◆ **Exercise details**: Render every line of the data below as a row of a Markdown table with two columns, "No." for the row number and "Line" for the text, and skip any blank lines.

(Extracted data entries)
════

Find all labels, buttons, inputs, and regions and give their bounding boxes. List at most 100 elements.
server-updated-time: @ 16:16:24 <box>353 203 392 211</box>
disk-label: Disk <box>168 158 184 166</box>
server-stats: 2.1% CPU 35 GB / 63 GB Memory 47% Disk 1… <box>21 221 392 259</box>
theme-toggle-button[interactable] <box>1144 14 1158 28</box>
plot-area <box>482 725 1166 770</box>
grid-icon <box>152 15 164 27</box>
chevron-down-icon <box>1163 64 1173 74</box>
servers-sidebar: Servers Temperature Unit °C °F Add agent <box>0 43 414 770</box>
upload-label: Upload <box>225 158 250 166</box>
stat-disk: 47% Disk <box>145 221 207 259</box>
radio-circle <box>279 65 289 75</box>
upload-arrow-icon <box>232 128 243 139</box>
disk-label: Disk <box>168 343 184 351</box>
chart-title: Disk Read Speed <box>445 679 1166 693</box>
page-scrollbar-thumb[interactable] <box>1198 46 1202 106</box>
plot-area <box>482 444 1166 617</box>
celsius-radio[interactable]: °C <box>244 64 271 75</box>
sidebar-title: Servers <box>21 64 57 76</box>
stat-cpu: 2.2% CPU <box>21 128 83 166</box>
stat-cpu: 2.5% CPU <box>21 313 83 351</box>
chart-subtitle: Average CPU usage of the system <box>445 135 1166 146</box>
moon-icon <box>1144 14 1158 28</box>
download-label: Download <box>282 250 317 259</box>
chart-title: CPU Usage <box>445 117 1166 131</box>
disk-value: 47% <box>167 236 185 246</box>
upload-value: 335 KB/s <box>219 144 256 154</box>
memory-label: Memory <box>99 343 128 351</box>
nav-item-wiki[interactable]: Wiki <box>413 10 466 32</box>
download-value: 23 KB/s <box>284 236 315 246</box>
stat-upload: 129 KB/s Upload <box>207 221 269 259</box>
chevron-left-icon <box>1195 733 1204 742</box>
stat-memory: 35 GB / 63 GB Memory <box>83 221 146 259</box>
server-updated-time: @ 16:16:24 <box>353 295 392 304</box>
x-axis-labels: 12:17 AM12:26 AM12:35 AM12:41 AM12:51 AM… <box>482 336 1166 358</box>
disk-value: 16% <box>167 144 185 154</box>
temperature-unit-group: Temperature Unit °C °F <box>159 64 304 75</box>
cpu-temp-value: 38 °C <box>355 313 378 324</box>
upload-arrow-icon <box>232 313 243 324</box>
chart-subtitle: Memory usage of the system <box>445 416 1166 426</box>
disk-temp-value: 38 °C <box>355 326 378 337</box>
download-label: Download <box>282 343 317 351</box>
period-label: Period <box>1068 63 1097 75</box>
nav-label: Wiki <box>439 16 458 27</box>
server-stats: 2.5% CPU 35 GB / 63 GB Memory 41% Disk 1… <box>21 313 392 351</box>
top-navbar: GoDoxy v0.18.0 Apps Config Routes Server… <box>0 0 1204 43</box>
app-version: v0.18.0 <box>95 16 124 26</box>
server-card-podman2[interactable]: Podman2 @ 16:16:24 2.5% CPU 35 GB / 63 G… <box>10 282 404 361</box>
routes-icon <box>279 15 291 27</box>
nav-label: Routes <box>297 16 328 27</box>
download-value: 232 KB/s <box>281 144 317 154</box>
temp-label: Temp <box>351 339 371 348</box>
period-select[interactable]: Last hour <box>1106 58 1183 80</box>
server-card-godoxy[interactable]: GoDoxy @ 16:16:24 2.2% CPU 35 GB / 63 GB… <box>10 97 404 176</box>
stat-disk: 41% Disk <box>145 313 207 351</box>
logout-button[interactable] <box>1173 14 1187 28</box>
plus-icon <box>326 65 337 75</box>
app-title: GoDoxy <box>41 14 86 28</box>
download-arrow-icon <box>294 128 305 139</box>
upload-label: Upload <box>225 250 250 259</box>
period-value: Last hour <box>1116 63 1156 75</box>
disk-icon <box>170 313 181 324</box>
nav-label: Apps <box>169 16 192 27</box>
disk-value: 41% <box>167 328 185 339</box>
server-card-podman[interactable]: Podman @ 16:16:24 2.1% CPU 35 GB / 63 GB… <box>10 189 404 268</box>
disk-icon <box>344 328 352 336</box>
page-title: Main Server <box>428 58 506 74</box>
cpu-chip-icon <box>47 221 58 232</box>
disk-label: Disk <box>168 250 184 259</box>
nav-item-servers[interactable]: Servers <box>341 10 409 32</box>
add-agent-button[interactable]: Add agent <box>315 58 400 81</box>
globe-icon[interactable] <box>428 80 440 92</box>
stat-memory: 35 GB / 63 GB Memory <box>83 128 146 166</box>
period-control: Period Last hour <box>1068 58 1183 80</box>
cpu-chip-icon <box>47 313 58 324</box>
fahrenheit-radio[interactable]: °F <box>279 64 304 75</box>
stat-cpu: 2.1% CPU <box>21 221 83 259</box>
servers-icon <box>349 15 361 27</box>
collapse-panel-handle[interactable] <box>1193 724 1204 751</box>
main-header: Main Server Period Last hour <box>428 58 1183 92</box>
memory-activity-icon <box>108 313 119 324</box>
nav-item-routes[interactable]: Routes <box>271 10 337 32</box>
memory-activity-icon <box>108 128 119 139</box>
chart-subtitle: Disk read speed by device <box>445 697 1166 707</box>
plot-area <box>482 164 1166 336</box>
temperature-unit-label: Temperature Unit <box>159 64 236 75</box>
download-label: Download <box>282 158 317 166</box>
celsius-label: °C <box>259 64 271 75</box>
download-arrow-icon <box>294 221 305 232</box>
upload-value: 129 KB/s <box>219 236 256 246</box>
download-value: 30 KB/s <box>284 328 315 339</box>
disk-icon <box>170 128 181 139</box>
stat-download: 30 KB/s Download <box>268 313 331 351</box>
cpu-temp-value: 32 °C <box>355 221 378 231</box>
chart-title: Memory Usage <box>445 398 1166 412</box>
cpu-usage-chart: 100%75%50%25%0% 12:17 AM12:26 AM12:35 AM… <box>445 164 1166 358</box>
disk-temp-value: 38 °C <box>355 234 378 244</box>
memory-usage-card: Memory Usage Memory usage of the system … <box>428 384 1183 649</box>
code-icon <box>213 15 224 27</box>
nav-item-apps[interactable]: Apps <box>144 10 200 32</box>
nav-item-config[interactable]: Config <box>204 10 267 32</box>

════

◆ **Solution to the exercise**:
| No. | Line |
|---|---|
| 1 | Find all labels, buttons, inputs, and regions and give their bounding boxes. List at most 100 elements. |
| 2 | server-updated-time: @ 16:16:24 <box>353 203 392 211</box> |
| 3 | disk-label: Disk <box>168 158 184 166</box> |
| 4 | server-stats: 2.1% CPU 35 GB / 63 GB Memory 47% Disk 1… <box>21 221 392 259</box> |
| 5 | theme-toggle-button[interactable] <box>1144 14 1158 28</box> |
| 6 | plot-area <box>482 725 1166 770</box> |
| 7 | grid-icon <box>152 15 164 27</box> |
| 8 | chevron-down-icon <box>1163 64 1173 74</box> |
| 9 | servers-sidebar: Servers Temperature Unit °C °F Add agent <box>0 43 414 770</box> |
| 10 | upload-label: Upload <box>225 158 250 166</box> |
| 11 | stat-disk: 47% Disk <box>145 221 207 259</box> |
| 12 | radio-circle <box>279 65 289 75</box> |
| 13 | upload-arrow-icon <box>232 128 243 139</box> |
| 14 | disk-label: Disk <box>168 343 184 351</box> |
| 15 | chart-title: Disk Read Speed <box>445 679 1166 693</box> |
| 16 | page-scrollbar-thumb[interactable] <box>1198 46 1202 106</box> |
| 17 | plot-area <box>482 444 1166 617</box> |
| 18 | celsius-radio[interactable]: °C <box>244 64 271 75</box> |
| 19 | sidebar-title: Servers <box>21 64 57 76</box> |
| 20 | stat-cpu: 2.2% CPU <box>21 128 83 166</box> |
| 21 | stat-cpu: 2.5% CPU <box>21 313 83 351</box> |
| 22 | chart-subtitle: Average CPU usage of the system <box>445 135 1166 146</box> |
| 23 | moon-icon <box>1144 14 1158 28</box> |
| 24 | download-label: Download <box>282 250 317 259</box> |
| 25 | chart-title: CPU Usage <box>445 117 1166 131</box> |
| 26 | disk-value: 47% <box>167 236 185 246</box> |
| 27 | upload-value: 335 KB/s <box>219 144 256 154</box> |
| 28 | memory-label: Memory <box>99 343 128 351</box> |
| 29 | nav-item-wiki[interactable]: Wiki <box>413 10 466 32</box> |
| 30 | download-value: 23 KB/s <box>284 236 315 246</box> |
| 31 | stat-upload: 129 KB/s Upload <box>207 221 269 259</box> |
| 32 | chevron-left-icon <box>1195 733 1204 742</box> |
| 33 | stat-memory: 35 GB / 63 GB Memory <box>83 221 146 259</box> |
| 34 | server-updated-time: @ 16:16:24 <box>353 295 392 304</box> |
| 35 | x-axis-labels: 12:17 AM12:26 AM12:35 AM12:41 AM12:51 AM… <box>482 336 1166 358</box> |
| 36 | disk-value: 16% <box>167 144 185 154</box> |
| 37 | temperature-unit-group: Temperature Unit °C °F <box>159 64 304 75</box> |
| 38 | cpu-temp-value: 38 °C <box>355 313 378 324</box> |
| 39 | upload-arrow-icon <box>232 313 243 324</box> |
| 40 | chart-subtitle: Memory usage of the system <box>445 416 1166 426</box> |
| 41 | disk-temp-value: 38 °C <box>355 326 378 337</box> |
| 42 | download-label: Download <box>282 343 317 351</box> |
| 43 | period-label: Period <box>1068 63 1097 75</box> |
| 44 | nav-label: Wiki <box>439 16 458 27</box> |
| 45 | server-stats: 2.5% CPU 35 GB / 63 GB Memory 41% Disk 1… <box>21 313 392 351</box> |
| 46 | top-navbar: GoDoxy v0.18.0 Apps Config Routes Server… <box>0 0 1204 43</box> |
| 47 | app-version: v0.18.0 <box>95 16 124 26</box> |
| 48 | server-card-podman2[interactable]: Podman2 @ 16:16:24 2.5% CPU 35 GB / 63 G… <box>10 282 404 361</box> |
| 49 | routes-icon <box>279 15 291 27</box> |
| 50 | nav-label: Routes <box>297 16 328 27</box> |
| 51 | download-value: 232 KB/s <box>281 144 317 154</box> |
| 52 | temp-label: Temp <box>351 339 371 348</box> |
| 53 | period-select[interactable]: Last hour <box>1106 58 1183 80</box> |
| 54 | server-card-godoxy[interactable]: GoDoxy @ 16:16:24 2.2% CPU 35 GB / 63 GB… <box>10 97 404 176</box> |
| 55 | stat-disk: 41% Disk <box>145 313 207 351</box> |
| 56 | logout-button[interactable] <box>1173 14 1187 28</box> |
| 57 | plus-icon <box>326 65 337 75</box> |
| 58 | app-title: GoDoxy <box>41 14 86 28</box> |
| 59 | download-arrow-icon <box>294 128 305 139</box> |
| 60 | upload-label: Upload <box>225 250 250 259</box> |
| 61 | period-value: Last hour <box>1116 63 1156 75</box> |
| 62 | disk-icon <box>170 313 181 324</box> |
| 63 | nav-label: Apps <box>169 16 192 27</box> |
| 64 | disk-value: 41% <box>167 328 185 339</box> |
| 65 | server-card-podman[interactable]: Podman @ 16:16:24 2.1% CPU 35 GB / 63 GB… <box>10 189 404 268</box> |
| 66 | disk-icon <box>344 328 352 336</box> |
| 67 | page-title: Main Server <box>428 58 506 74</box> |
| 68 | cpu-chip-icon <box>47 221 58 232</box> |
| 69 | disk-label: Disk <box>168 250 184 259</box> |
| 70 | nav-item-servers[interactable]: Servers <box>341 10 409 32</box> |
| 71 | add-agent-button[interactable]: Add agent <box>315 58 400 81</box> |
| 72 | globe-icon[interactable] <box>428 80 440 92</box> |
| 73 | stat-memory: 35 GB / 63 GB Memory <box>83 128 146 166</box> |
| 74 | period-control: Period Last hour <box>1068 58 1183 80</box> |
| 75 | cpu-chip-icon <box>47 313 58 324</box> |
| 76 | fahrenheit-radio[interactable]: °F <box>279 64 304 75</box> |
| 77 | stat-cpu: 2.1% CPU <box>21 221 83 259</box> |
| 78 | servers-icon <box>349 15 361 27</box> |
| 79 | collapse-panel-handle[interactable] <box>1193 724 1204 751</box> |
| 80 | main-header: Main Server Period Last hour <box>428 58 1183 92</box> |
| 81 | memory-activity-icon <box>108 313 119 324</box> |
| 82 | nav-item-routes[interactable]: Routes <box>271 10 337 32</box> |
| 83 | memory-activity-icon <box>108 128 119 139</box> |
| 84 | chart-subtitle: Disk read speed by device <box>445 697 1166 707</box> |
| 85 | plot-area <box>482 164 1166 336</box> |
| 86 | temperature-unit-label: Temperature Unit <box>159 64 236 75</box> |
| 87 | download-label: Download <box>282 158 317 166</box> |
| 88 | celsius-label: °C <box>259 64 271 75</box> |
| 89 | download-arrow-icon <box>294 221 305 232</box> |
| 90 | upload-value: 129 KB/s <box>219 236 256 246</box> |
| 91 | download-value: 30 KB/s <box>284 328 315 339</box> |
| 92 | disk-icon <box>170 128 181 139</box> |
| 93 | stat-download: 30 KB/s Download <box>268 313 331 351</box> |
| 94 | cpu-temp-value: 32 °C <box>355 221 378 231</box> |
| 95 | chart-title: Memory Usage <box>445 398 1166 412</box> |
| 96 | cpu-usage-chart: 100%75%50%25%0% 12:17 AM12:26 AM12:35 AM… <box>445 164 1166 358</box> |
| 97 | disk-temp-value: 38 °C <box>355 234 378 244</box> |
| 98 | memory-usage-card: Memory Usage Memory usage of the system … <box>428 384 1183 649</box> |
| 99 | code-icon <box>213 15 224 27</box> |
| 100 | nav-item-apps[interactable]: Apps <box>144 10 200 32</box> |
| 101 | nav-item-config[interactable]: Config <box>204 10 267 32</box> |